* _What is expected_: Every entry must be copied word for word.
___ Input for this task ___
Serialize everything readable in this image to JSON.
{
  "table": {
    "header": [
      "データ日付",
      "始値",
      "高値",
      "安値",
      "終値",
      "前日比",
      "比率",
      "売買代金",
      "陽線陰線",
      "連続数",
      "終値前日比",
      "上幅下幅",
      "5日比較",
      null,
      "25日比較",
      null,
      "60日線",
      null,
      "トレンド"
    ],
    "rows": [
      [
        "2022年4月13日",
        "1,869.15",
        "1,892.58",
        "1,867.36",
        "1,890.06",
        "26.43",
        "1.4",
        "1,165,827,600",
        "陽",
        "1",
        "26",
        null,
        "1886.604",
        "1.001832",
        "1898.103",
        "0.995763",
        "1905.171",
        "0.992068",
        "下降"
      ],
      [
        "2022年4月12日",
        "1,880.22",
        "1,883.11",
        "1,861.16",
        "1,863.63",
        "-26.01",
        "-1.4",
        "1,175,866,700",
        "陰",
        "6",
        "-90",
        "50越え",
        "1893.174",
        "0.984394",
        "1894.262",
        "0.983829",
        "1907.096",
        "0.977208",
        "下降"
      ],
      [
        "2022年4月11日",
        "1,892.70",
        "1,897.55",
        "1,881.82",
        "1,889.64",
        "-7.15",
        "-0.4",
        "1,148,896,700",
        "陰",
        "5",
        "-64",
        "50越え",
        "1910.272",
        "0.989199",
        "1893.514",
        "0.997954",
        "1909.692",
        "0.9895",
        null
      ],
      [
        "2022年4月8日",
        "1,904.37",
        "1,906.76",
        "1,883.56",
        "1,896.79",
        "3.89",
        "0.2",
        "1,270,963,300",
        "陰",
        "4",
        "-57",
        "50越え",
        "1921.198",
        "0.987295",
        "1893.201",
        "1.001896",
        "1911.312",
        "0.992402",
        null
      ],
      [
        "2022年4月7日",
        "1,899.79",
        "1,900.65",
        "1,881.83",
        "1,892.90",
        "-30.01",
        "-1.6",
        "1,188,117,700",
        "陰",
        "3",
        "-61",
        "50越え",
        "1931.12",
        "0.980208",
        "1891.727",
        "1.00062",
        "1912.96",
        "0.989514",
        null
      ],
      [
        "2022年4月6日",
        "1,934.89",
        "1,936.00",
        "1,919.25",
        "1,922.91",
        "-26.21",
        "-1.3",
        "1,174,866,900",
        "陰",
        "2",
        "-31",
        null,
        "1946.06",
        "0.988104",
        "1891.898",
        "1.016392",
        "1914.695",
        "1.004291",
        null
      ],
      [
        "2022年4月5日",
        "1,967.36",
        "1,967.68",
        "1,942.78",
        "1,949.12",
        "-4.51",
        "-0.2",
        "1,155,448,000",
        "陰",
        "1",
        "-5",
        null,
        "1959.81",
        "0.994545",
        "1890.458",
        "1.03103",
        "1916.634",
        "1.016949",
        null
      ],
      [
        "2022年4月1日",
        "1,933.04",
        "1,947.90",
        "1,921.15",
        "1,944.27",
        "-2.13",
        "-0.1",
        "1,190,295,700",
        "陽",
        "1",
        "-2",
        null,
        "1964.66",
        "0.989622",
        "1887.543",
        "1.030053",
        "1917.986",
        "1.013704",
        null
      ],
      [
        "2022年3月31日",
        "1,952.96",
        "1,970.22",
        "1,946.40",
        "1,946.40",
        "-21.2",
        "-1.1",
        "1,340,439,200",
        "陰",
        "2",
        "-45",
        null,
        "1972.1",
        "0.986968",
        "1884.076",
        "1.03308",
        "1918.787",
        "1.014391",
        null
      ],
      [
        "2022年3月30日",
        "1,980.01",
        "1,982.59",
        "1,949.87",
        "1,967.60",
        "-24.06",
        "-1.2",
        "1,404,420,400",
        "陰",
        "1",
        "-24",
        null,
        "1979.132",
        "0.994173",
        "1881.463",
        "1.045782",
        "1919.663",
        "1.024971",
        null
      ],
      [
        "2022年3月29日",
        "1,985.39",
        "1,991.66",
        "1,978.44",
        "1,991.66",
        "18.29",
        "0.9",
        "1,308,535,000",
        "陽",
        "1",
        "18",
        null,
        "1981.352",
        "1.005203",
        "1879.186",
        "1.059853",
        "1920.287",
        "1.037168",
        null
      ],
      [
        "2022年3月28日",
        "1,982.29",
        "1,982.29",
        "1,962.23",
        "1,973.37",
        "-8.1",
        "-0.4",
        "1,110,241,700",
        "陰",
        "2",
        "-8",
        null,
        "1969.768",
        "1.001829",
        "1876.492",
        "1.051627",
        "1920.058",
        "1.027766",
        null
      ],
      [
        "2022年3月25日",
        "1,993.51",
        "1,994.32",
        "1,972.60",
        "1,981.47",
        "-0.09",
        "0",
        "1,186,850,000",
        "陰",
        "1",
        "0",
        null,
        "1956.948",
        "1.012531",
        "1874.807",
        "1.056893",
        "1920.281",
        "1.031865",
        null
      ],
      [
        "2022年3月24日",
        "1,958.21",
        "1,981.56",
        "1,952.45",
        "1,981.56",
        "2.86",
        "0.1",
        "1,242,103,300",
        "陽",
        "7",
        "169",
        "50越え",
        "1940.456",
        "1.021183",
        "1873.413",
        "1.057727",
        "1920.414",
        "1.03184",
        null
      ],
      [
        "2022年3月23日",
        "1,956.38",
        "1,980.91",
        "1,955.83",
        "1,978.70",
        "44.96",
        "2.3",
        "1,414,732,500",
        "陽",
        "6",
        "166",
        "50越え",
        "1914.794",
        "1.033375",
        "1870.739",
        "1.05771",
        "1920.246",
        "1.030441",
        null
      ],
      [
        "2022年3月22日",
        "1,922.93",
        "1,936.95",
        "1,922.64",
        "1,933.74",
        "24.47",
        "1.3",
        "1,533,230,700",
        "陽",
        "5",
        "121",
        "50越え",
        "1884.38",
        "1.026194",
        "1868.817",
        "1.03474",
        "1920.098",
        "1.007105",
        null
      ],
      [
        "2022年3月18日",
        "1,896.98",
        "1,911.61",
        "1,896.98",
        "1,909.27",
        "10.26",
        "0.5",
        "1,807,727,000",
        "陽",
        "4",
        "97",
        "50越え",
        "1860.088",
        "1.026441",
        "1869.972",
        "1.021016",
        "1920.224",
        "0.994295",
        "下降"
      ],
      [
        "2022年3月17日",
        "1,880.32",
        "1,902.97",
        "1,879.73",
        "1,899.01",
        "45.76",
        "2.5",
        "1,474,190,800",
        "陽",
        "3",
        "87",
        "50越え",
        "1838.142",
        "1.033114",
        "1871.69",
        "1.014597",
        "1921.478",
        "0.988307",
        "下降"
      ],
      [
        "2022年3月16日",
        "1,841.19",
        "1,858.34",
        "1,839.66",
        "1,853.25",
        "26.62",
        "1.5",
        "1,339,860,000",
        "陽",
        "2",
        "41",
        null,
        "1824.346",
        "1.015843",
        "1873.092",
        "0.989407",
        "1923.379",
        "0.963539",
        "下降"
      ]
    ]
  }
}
___
* _Result_:
Serialize everything readable in this image to JSON.
{
  "table": {
    "header": [
      "データ日付",
      "始値",
      "高値",
      "安値",
      "終値",
      "前日比",
      "比率",
      "売買代金",
      "陽線陰線",
      "連続数",
      "終値前日比",
      "上幅下幅",
      "5日比較",
      null,
      "25日比較",
      null,
      "60日線",
      null,
      "トレンド"
    ],
    "rows": [
      [
        "2022年4月13日",
        "1,869.15",
        "1,892.58",
        "1,867.36",
        "1,890.06",
        "26.43",
        "1.4",
        "1,165,827,600",
        "陽",
        "1",
        "26",
        null,
        "1886.604",
        "1.001832",
        "1898.103",
        "0.995763",
        "1905.171",
        "0.992068",
        "下降"
      ],
      [
        "2022年4月12日",
        "1,880.22",
        "1,883.11",
        "1,861.16",
        "1,863.63",
        "-26.01",
        "-1.4",
        "1,175,866,700",
        "陰",
        "6",
        "-90",
        "50越え",
        "1893.174",
        "0.984394",
        "1894.262",
        "0.983829",
        "1907.096",
        "0.977208",
        "下降"
      ],
      [
        "2022年4月11日",
        "1,892.70",
        "1,897.55",
        "1,881.82",
        "1,889.64",
        "-7.15",
        "-0.4",
        "1,148,896,700",
        "陰",
        "5",
        "-64",
        "50越え",
        "1910.272",
        "0.989199",
        "1893.514",
        "0.997954",
        "1909.692",
        "0.9895",
        null
      ],
      [
        "2022年4月8日",
        "1,904.37",
        "1,906.76",
        "1,883.56",
        "1,896.79",
        "3.89",
        "0.2",
        "1,270,963,300",
        "陰",
        "4",
        "-57",
        "50越え",
        "1921.198",
        "0.987295",
        "1893.201",
        "1.001896",
        "1911.312",
        "0.992402",
        null
      ],
      [
        "2022年4月7日",
        "1,899.79",
        "1,900.65",
        "1,881.83",
        "1,892.90",
        "-30.01",
        "-1.6",
        "1,188,117,700",
        "陰",
        "3",
        "-61",
        "50越え",
        "1931.12",
        "0.980208",
        "1891.727",
        "1.00062",
        "1912.96",
        "0.989514",
        null
      ],
      [
        "2022年4月6日",
        "1,934.89",
        "1,936.00",
        "1,919.25",
        "1,922.91",
        "-26.21",
        "-1.3",
        "1,174,866,900",
        "陰",
        "2",
        "-31",
        null,
        "1946.06",
        "0.988104",
        "1891.898",
        "1.016392",
        "1914.695",
        "1.004291",
        null
      ],
      [
        "2022年4月5日",
        "1,967.36",
        "1,967.68",
        "1,942.78",
        "1,949.12",
        "-4.51",
        "-0.2",
        "1,155,448,000",
        "陰",
        "1",
        "-5",
        null,
        "1959.81",
        "0.994545",
        "1890.458",
        "1.03103",
        "1916.634",
        "1.016949",
        null
      ],
      [
        "2022年4月1日",
        "1,933.04",
        "1,947.90",
        "1,921.15",
        "1,944.27",
        "-2.13",
        "-0.1",
        "1,190,295,700",
        "陽",
        "1",
        "-2",
        null,
        "1964.66",
        "0.989622",
        "1887.543",
        "1.030053",
        "1917.986",
        "1.013704",
        null
      ],
      [
        "2022年3月31日",
        "1,952.96",
        "1,970.22",
        "1,946.40",
        "1,946.40",
        "-21.2",
        "-1.1",
        "1,340,439,200",
        "陰",
        "2",
        "-45",
        null,
        "1972.1",
        "0.986968",
        "1884.076",
        "1.03308",
        "1918.787",
        "1.014391",
        null
      ],
      [
        "2022年3月30日",
        "1,980.01",
        "1,982.59",
        "1,949.87",
        "1,967.60",
        "-24.06",
        "-1.2",
        "1,404,420,400",
        "陰",
        "1",
        "-24",
        null,
        "1979.132",
        "0.994173",
        "1881.463",
        "1.045782",
        "1919.663",
        "1.024971",
        null
      ],
      [
        "2022年3月29日",
        "1,985.39",
        "1,991.66",
        "1,978.44",
        "1,991.66",
        "18.29",
        "0.9",
        "1,308,535,000",
        "陽",
        "1",
        "18",
        null,
        "1981.352",
        "1.005203",
        "1879.186",
        "1.059853",
        "1920.287",
        "1.037168",
        null
      ],
      [
        "2022年3月28日",
        "1,982.29",
        "1,982.29",
        "1,962.23",
        "1,973.37",
        "-8.1",
        "-0.4",
        "1,110,241,700",
        "陰",
        "2",
        "-8",
        null,
        "1969.768",
        "1.001829",
        "1876.492",
        "1.051627",
        "1920.058",
        "1.027766",
        null
      ],
      [
        "2022年3月25日",
        "1,993.51",
        "1,994.32",
        "1,972.60",
        "1,981.47",
        "-0.09",
        "0",
        "1,186,850,000",
        "陰",
        "1",
        "0",
        null,
        "1956.948",
        "1.012531",
        "1874.807",
        "1.056893",
        "1920.281",
        "1.031865",
        null
      ],
      [
        "2022年3月24日",
        "1,958.21",
        "1,981.56",
        "1,952.45",
        "1,981.56",
        "2.86",
        "0.1",
        "1,242,103,300",
        "陽",
        "7",
        "169",
        "50越え",
        "1940.456",
        "1.021183",
        "1873.413",
        "1.057727",
        "1920.414",
        "1.03184",
        null
      ],
      [
        "2022年3月23日",
        "1,956.38",
        "1,980.91",
        "1,955.83",
        "1,978.70",
        "44.96",
        "2.3",
        "1,414,732,500",
        "陽",
        "6",
        "166",
        "50越え",
        "1914.794",
        "1.033375",
        "1870.739",
        "1.05771",
        "1920.246",
        "1.030441",
        null
      ],
      [
        "2022年3月22日",
        "1,922.93",
        "1,936.95",
        "1,922.64",
        "1,933.74",
        "24.47",
        "1.3",
        "1,533,230,700",
        "陽",
        "5",
        "121",
        "50越え",
        "1884.38",
        "1.026194",
        "1868.817",
        "1.03474",
        "1920.098",
        "1.007105",
        null
      ],
      [
        "2022年3月18日",
        "1,896.98",
        "1,911.61",
        "1,896.98",
        "1,909.27",
        "10.26",
        "0.5",
        "1,807,727,000",
        "陽",
        "4",
        "97",
        "50越え",
        "1860.088",
        "1.026441",
        "1869.972",
        "1.021016",
        "1920.224",
        "0.994295",
        "下降"
      ],
      [
        "2022年3月17日",
        "1,880.32",
        "1,902.97",
        "1,879.73",
        "1,899.01",
        "45.76",
        "2.5",
        "1,474,190,800",
        "陽",
        "3",
        "87",
        "50越え",
        "1838.142",
        "1.033114",
        "1871.69",
        "1.014597",
        "1921.478",
        "0.988307",
        "下降"
      ],
      [
        "2022年3月16日",
        "1,841.19",
        "1,858.34",
        "1,839.66",
        "1,853.25",
        "26.62",
        "1.5",
        "1,339,860,000",
        "陽",
        "2",
        "41",
        null,
        "1824.346",
        "1.015843",
        "1873.092",
        "0.989407",
        "1923.379",
        "0.963539",
        "下降"
      ]
    ]
  }
}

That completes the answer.